Dragon Flower by Chen Jiang Hong, translated by Alyson Waters

[Translation – French]

You clever educators, librarians, and booksellers out there probably thought of this already, but have any of you ever done a display or round-up of picture books featuring spunky little girls determined to save the day? I’m quite enamored of this theme, and surprisingly it doesn’t come up quite as often these days as I think it used to. This French import is the work of an artist born in Tianjin, China who now lives in Paris, I believe. Ostensibly, this book is a companion to that lovely THE TIGER PRINCE which came out in America way way back in 2018 (not that long ago, I suppose, but it wasn’t precisely yesterday). Like that book, this features a relationship between a child and a magnificent creature with a reddish hue. The story itself, however, reminded me quite a bit of the stories of Grace Lin. In this tale Mae’s mother suffers from an illness that can only be cured by a single, specific magical flower. When Mae and her parents actually manage to find said flower, they see that it’s guarded by a dragon. Not great. Mae’s such an expressive and determined kid, which is part of the reason I took to this book as much as I did. And who can’t identify with a child determined to save her own parent’s life? The watercolors are so engaging and endearing (Mae is just riddled with personality). One of the more enjoyable original tales set in a kind of Chinese folklore heritage I’ve seen. 


The Expedition by Tuvalisa Rangstrom, ill. Klara Bartilsson, translated Saskia Vogel

[Translation – Swedish]

Transit Editions (the American publisher of this book) once told me that when they were at the Bologna Book Fair a couple years ago, they asked one of the fellow publishers there to tell them which title they were most surprised hadn’t yet been brought to America. The publisher replied that this book was without a doubt the one to take. Little wonder that when it was published here, Transit Editions went all out. The title and creators are displayed in beautiful gold lettering on a cover awash in deep pinks and this massive mouth. In a way, the story of this book begins on the cover. There, you can see our four characters as they embark on an epic journey into the body itself. Though they appear to go in through the mouth, things really beg in when they’re taking a boat ride in the stomach and small intestine. The book does amazing things with details, colors, and something a little more ineffable. There is a feeling to this book. It exudes a funny kind of calm, even as the people go through a series of fun adventures. Then there’s that psychedelic ending when our hero makes it to the brain, and that final two-page fever dream of a spread is worth the entire price of admission right there.

» YOUR INSTRUCTIONS:
List every book title mentioned in the book reviews above.

» MATERIAL PROVIDED:
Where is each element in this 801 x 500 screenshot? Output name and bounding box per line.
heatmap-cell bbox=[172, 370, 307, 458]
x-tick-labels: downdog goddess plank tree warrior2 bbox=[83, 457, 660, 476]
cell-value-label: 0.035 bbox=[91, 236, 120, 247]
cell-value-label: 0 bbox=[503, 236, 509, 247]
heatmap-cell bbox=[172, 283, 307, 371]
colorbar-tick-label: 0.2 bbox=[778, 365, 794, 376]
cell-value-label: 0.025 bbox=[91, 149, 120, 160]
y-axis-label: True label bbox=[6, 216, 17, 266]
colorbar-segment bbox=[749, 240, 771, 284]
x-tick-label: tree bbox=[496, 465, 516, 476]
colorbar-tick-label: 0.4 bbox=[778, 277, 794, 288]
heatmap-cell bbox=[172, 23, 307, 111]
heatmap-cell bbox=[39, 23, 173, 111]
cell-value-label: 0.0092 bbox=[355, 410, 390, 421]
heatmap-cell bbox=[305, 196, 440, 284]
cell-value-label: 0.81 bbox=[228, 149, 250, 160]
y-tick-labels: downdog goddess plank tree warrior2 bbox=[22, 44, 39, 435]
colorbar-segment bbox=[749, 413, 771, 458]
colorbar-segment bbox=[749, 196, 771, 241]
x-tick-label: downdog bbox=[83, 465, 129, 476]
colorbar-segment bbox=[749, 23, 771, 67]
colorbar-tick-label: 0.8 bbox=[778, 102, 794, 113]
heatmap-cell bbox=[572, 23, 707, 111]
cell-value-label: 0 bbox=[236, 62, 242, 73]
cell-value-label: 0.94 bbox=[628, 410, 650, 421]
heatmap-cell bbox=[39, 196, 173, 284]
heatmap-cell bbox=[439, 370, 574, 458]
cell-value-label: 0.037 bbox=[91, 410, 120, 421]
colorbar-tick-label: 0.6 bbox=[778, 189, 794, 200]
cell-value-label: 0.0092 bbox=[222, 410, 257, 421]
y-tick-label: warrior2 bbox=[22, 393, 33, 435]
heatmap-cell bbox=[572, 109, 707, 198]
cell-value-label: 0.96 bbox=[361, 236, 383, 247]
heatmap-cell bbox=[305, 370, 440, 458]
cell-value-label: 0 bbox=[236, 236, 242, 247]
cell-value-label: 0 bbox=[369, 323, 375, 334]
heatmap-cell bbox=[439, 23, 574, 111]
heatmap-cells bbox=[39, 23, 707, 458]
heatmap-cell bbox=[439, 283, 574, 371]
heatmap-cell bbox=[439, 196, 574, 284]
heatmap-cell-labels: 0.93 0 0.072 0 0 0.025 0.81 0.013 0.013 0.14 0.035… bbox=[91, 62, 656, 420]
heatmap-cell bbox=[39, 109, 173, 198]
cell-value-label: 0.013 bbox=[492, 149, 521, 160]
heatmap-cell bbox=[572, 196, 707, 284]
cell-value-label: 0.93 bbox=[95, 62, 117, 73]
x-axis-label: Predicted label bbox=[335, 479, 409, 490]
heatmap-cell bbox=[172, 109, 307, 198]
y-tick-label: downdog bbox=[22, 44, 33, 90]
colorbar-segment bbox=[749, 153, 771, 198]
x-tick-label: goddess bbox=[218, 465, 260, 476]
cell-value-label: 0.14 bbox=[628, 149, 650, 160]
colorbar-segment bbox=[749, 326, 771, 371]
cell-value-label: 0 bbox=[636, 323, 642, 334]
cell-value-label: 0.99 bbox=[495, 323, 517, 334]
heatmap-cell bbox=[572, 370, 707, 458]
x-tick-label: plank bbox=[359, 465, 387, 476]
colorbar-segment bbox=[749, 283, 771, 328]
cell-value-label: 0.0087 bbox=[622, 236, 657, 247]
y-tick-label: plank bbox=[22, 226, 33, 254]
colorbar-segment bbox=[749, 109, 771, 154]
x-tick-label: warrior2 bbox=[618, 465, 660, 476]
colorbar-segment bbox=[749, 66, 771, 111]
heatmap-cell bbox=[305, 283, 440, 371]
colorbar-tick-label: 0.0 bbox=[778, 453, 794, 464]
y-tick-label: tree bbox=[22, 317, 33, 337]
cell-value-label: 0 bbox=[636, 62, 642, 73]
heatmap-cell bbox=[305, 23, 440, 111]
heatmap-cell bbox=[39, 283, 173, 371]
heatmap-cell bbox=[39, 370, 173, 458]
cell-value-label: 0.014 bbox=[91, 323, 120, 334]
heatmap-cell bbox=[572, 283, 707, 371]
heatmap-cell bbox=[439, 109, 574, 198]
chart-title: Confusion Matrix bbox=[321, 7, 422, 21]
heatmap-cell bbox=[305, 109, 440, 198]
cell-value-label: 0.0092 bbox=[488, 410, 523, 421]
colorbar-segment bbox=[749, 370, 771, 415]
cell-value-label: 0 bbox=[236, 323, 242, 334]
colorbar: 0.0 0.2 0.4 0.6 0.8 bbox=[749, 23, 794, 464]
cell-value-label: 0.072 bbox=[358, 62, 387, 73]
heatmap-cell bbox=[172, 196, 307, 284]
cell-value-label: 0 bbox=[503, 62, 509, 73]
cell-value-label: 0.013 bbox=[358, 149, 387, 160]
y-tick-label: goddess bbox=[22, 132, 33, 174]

» RESULT OF THIS TASK:
Dragon Flower, The Tiger Prince, The Expedition